Aim: Copy each line below that includes "customer".

(Stored data)
-------
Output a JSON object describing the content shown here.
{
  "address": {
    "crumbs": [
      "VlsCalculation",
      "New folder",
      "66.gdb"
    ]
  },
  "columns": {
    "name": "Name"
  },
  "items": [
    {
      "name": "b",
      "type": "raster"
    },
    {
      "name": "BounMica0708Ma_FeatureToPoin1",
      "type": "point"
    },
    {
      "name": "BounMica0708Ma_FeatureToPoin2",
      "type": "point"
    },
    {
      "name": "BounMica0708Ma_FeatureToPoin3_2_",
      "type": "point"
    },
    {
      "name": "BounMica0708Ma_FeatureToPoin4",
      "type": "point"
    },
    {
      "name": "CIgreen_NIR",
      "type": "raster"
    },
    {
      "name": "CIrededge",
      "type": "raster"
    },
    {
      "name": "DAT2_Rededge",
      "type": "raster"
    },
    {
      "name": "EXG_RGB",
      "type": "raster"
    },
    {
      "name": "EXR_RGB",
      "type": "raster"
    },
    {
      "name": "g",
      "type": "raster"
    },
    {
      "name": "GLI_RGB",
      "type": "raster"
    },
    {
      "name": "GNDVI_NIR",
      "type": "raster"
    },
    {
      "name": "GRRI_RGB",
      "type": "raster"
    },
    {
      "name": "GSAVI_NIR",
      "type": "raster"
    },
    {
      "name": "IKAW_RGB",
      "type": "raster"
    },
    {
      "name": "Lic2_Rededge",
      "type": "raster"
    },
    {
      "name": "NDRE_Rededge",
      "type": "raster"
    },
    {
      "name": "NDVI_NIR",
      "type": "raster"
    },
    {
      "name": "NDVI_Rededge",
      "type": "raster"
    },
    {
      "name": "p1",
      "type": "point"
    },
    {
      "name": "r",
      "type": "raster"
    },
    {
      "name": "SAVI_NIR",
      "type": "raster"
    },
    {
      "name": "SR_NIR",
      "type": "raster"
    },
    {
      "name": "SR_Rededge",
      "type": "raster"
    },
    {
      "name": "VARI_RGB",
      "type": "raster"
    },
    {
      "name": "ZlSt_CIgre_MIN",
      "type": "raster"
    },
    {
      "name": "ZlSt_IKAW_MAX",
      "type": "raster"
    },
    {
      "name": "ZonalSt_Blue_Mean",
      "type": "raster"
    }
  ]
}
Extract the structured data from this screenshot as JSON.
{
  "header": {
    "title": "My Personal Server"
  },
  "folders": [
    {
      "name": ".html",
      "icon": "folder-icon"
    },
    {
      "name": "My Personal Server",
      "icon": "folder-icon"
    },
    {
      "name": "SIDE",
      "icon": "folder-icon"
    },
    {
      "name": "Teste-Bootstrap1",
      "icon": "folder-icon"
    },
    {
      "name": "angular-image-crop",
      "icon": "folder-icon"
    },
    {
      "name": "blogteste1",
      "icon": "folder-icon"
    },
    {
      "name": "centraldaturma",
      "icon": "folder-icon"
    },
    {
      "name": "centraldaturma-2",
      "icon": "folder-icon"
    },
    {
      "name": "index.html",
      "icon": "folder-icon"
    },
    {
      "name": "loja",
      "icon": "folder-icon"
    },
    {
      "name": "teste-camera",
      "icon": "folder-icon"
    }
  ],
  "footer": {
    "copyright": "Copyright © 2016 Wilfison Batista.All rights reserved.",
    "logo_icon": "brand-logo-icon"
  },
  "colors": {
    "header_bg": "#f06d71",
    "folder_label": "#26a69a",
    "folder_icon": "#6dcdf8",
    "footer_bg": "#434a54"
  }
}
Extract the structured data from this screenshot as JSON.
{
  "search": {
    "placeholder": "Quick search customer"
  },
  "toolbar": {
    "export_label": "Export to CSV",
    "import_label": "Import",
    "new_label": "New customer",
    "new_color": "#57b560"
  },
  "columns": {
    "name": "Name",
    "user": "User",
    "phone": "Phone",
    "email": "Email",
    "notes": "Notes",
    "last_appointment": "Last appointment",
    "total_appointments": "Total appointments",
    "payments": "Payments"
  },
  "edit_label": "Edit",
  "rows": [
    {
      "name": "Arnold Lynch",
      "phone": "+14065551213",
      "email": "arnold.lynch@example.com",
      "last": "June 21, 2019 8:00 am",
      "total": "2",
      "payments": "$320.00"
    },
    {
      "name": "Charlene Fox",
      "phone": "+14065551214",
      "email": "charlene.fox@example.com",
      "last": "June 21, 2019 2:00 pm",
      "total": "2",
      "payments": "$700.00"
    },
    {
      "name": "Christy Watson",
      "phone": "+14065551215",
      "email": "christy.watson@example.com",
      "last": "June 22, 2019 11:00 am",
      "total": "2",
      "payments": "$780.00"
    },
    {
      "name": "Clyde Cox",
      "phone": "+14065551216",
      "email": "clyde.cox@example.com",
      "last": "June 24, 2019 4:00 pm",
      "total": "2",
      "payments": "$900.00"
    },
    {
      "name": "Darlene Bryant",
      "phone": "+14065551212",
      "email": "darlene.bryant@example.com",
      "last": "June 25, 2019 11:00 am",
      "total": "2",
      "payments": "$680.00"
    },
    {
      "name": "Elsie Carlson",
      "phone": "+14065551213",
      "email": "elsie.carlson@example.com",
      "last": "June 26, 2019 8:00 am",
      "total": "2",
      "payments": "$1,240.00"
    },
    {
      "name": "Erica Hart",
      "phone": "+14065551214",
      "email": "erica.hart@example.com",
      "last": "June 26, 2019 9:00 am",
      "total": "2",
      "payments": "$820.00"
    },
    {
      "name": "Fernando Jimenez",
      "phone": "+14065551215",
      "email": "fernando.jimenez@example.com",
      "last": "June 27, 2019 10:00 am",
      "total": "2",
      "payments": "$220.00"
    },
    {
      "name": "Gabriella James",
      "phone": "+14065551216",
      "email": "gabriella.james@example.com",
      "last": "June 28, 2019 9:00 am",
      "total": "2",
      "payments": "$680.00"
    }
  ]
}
-------
Result below:
    "placeholder": "Quick search customer"
    "new_label": "New customer",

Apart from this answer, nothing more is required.